> [Instruction]:
Switch "Recovery yield" to "Extraction yield" wherever it occurs in the material below. Reproduce every line with nothing else altered.

(Records taken from a collection)
● ● ● ● ●

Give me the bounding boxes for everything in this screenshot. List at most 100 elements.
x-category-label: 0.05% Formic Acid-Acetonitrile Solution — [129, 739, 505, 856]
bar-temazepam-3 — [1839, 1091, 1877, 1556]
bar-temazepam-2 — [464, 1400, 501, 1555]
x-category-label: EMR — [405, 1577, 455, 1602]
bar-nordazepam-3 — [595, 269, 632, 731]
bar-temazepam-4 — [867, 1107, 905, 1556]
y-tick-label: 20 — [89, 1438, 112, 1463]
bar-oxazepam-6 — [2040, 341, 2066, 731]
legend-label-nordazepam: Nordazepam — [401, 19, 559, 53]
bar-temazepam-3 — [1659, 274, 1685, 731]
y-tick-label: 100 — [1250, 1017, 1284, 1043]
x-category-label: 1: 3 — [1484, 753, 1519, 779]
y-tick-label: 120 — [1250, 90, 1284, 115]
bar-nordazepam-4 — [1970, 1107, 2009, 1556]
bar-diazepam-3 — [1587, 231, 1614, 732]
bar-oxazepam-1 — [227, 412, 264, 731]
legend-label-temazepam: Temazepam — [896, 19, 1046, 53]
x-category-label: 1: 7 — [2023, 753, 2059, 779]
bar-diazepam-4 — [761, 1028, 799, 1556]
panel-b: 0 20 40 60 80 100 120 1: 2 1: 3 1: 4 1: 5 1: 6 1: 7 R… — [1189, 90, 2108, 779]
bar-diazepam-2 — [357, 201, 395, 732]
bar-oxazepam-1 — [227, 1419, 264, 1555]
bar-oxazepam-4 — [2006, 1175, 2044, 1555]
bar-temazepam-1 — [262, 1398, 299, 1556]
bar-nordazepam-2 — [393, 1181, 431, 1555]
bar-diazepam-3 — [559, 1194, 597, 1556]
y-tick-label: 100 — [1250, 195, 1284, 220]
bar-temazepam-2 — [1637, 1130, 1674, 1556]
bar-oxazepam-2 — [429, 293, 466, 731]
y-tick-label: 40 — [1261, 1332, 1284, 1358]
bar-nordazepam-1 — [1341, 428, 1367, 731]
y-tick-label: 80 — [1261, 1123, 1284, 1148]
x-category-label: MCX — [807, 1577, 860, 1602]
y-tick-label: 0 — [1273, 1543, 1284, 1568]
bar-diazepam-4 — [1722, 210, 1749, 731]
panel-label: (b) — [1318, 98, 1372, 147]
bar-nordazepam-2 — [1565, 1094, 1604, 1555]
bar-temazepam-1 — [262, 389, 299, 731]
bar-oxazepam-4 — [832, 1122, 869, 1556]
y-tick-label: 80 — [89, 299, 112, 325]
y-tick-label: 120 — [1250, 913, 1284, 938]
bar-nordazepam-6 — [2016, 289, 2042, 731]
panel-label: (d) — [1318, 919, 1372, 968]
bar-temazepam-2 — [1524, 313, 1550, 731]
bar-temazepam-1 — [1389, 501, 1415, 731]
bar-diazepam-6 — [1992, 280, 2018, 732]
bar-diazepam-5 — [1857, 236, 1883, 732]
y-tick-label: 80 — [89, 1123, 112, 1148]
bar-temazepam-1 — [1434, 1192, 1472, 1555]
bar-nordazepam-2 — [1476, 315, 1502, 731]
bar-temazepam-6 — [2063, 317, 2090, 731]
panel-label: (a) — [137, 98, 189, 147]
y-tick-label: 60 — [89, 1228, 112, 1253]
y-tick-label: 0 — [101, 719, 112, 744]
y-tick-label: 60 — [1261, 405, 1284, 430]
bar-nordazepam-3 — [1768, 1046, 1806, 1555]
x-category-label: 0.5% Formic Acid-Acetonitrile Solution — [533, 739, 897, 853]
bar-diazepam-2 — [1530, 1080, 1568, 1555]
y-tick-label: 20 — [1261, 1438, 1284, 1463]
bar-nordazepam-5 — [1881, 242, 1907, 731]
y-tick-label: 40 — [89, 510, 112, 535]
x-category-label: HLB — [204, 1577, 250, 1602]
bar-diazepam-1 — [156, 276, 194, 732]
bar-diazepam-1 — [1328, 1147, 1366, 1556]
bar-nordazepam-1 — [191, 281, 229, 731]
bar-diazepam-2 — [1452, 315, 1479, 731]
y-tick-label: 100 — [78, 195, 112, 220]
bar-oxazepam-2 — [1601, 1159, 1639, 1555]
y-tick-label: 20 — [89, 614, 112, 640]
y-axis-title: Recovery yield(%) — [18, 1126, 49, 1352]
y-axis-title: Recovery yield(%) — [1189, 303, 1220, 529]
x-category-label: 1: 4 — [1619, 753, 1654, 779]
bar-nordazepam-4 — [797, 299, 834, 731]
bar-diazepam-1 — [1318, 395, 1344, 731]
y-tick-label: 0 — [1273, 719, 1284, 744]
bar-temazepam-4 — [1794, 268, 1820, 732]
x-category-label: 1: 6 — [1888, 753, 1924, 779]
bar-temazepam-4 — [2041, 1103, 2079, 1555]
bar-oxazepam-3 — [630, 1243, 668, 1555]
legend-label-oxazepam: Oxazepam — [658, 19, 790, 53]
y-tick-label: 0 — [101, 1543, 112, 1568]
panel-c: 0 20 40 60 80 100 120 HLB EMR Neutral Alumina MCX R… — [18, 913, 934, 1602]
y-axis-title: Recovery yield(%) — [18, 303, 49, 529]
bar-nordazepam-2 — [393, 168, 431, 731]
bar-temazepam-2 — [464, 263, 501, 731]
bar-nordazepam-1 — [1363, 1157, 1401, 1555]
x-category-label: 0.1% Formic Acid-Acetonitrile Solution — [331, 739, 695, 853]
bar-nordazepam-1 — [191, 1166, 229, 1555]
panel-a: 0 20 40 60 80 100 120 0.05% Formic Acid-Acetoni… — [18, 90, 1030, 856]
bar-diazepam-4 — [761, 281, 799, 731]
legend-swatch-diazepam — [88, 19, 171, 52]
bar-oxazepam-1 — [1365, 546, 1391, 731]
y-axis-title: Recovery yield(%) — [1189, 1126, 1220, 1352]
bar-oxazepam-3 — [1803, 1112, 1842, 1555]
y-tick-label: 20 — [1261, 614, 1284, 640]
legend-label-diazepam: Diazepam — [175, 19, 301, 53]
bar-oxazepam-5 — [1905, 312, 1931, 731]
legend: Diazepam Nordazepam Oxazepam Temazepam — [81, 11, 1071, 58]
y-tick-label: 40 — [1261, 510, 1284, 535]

● ● ● ● ●

> [Written response]:
Give me the bounding boxes for everything in this screenshot. List at most 100 elements.
x-category-label: 0.05% Formic Acid-Acetonitrile Solution — [129, 739, 505, 856]
bar-temazepam-3 — [1839, 1091, 1877, 1556]
bar-temazepam-2 — [464, 1400, 501, 1555]
x-category-label: EMR — [405, 1577, 455, 1602]
bar-nordazepam-3 — [595, 269, 632, 731]
bar-temazepam-4 — [867, 1107, 905, 1556]
y-tick-label: 20 — [89, 1438, 112, 1463]
bar-oxazepam-6 — [2040, 341, 2066, 731]
legend-label-nordazepam: Nordazepam — [401, 19, 559, 53]
bar-temazepam-3 — [1659, 274, 1685, 731]
y-tick-label: 100 — [1250, 1017, 1284, 1043]
x-category-label: 1: 3 — [1484, 753, 1519, 779]
y-tick-label: 120 — [1250, 90, 1284, 115]
bar-nordazepam-4 — [1970, 1107, 2009, 1556]
bar-diazepam-3 — [1587, 231, 1614, 732]
bar-oxazepam-1 — [227, 412, 264, 731]
legend-label-temazepam: Temazepam — [896, 19, 1046, 53]
x-category-label: 1: 7 — [2023, 753, 2059, 779]
bar-diazepam-4 — [761, 1028, 799, 1556]
panel-b: 0 20 40 60 80 100 120 1: 2 1: 3 1: 4 1: 5 1: 6 1: 7 R… — [1189, 90, 2108, 779]
bar-diazepam-2 — [357, 201, 395, 732]
bar-oxazepam-1 — [227, 1419, 264, 1555]
bar-oxazepam-4 — [2006, 1175, 2044, 1555]
bar-temazepam-1 — [262, 1398, 299, 1556]
bar-nordazepam-2 — [393, 1181, 431, 1555]
bar-diazepam-3 — [559, 1194, 597, 1556]
y-tick-label: 100 — [1250, 195, 1284, 220]
bar-temazepam-2 — [1637, 1130, 1674, 1556]
bar-oxazepam-2 — [429, 293, 466, 731]
y-tick-label: 40 — [1261, 1332, 1284, 1358]
bar-nordazepam-1 — [1341, 428, 1367, 731]
y-tick-label: 80 — [1261, 1123, 1284, 1148]
x-category-label: MCX — [807, 1577, 860, 1602]
y-tick-label: 0 — [1273, 1543, 1284, 1568]
bar-diazepam-4 — [1722, 210, 1749, 731]
panel-label: (b) — [1318, 98, 1372, 147]
bar-nordazepam-2 — [1565, 1094, 1604, 1555]
bar-temazepam-1 — [262, 389, 299, 731]
bar-oxazepam-4 — [832, 1122, 869, 1556]
y-tick-label: 80 — [89, 299, 112, 325]
y-tick-label: 120 — [1250, 913, 1284, 938]
bar-nordazepam-6 — [2016, 289, 2042, 731]
panel-label: (d) — [1318, 919, 1372, 968]
bar-temazepam-2 — [1524, 313, 1550, 731]
bar-temazepam-1 — [1389, 501, 1415, 731]
bar-diazepam-6 — [1992, 280, 2018, 732]
bar-diazepam-5 — [1857, 236, 1883, 732]
y-tick-label: 80 — [89, 1123, 112, 1148]
bar-temazepam-1 — [1434, 1192, 1472, 1555]
bar-nordazepam-2 — [1476, 315, 1502, 731]
bar-temazepam-6 — [2063, 317, 2090, 731]
panel-label: (a) — [137, 98, 189, 147]
y-tick-label: 60 — [89, 1228, 112, 1253]
y-tick-label: 0 — [101, 719, 112, 744]
y-tick-label: 60 — [1261, 405, 1284, 430]
bar-nordazepam-3 — [1768, 1046, 1806, 1555]
x-category-label: 0.5% Formic Acid-Acetonitrile Solution — [533, 739, 897, 853]
bar-diazepam-2 — [1530, 1080, 1568, 1555]
y-tick-label: 20 — [1261, 1438, 1284, 1463]
bar-nordazepam-5 — [1881, 242, 1907, 731]
y-tick-label: 40 — [89, 510, 112, 535]
x-category-label: HLB — [204, 1577, 250, 1602]
bar-diazepam-1 — [156, 276, 194, 732]
bar-diazepam-1 — [1328, 1147, 1366, 1556]
bar-nordazepam-1 — [191, 281, 229, 731]
bar-diazepam-2 — [1452, 315, 1479, 731]
y-tick-label: 100 — [78, 195, 112, 220]
bar-oxazepam-2 — [1601, 1159, 1639, 1555]
y-tick-label: 20 — [89, 614, 112, 640]
y-axis-title: Extraction yield(%) — [18, 1126, 49, 1352]
y-axis-title: Extraction yield(%) — [1189, 303, 1220, 529]
x-category-label: 1: 4 — [1619, 753, 1654, 779]
bar-nordazepam-4 — [797, 299, 834, 731]
bar-diazepam-1 — [1318, 395, 1344, 731]
y-tick-label: 0 — [1273, 719, 1284, 744]
bar-temazepam-4 — [1794, 268, 1820, 732]
x-category-label: 1: 6 — [1888, 753, 1924, 779]
bar-temazepam-4 — [2041, 1103, 2079, 1555]
bar-oxazepam-3 — [630, 1243, 668, 1555]
legend-label-oxazepam: Oxazepam — [658, 19, 790, 53]
y-tick-label: 0 — [101, 1543, 112, 1568]
panel-c: 0 20 40 60 80 100 120 HLB EMR Neutral Alumina MCX R… — [18, 913, 934, 1602]
y-axis-title: Extraction yield(%) — [18, 303, 49, 529]
bar-nordazepam-2 — [393, 168, 431, 731]
bar-temazepam-2 — [464, 263, 501, 731]
bar-nordazepam-1 — [1363, 1157, 1401, 1555]
x-category-label: 0.1% Formic Acid-Acetonitrile Solution — [331, 739, 695, 853]
bar-nordazepam-1 — [191, 1166, 229, 1555]
panel-a: 0 20 40 60 80 100 120 0.05% Formic Acid-Acetoni… — [18, 90, 1030, 856]
bar-diazepam-4 — [761, 281, 799, 731]
legend-swatch-diazepam — [88, 19, 171, 52]
bar-oxazepam-1 — [1365, 546, 1391, 731]
y-axis-title: Extraction yield(%) — [1189, 1126, 1220, 1352]
bar-oxazepam-3 — [1803, 1112, 1842, 1555]
y-tick-label: 20 — [1261, 614, 1284, 640]
legend-label-diazepam: Diazepam — [175, 19, 301, 53]
bar-oxazepam-5 — [1905, 312, 1931, 731]
legend: Diazepam Nordazepam Oxazepam Temazepam — [81, 11, 1071, 58]
y-tick-label: 40 — [1261, 510, 1284, 535]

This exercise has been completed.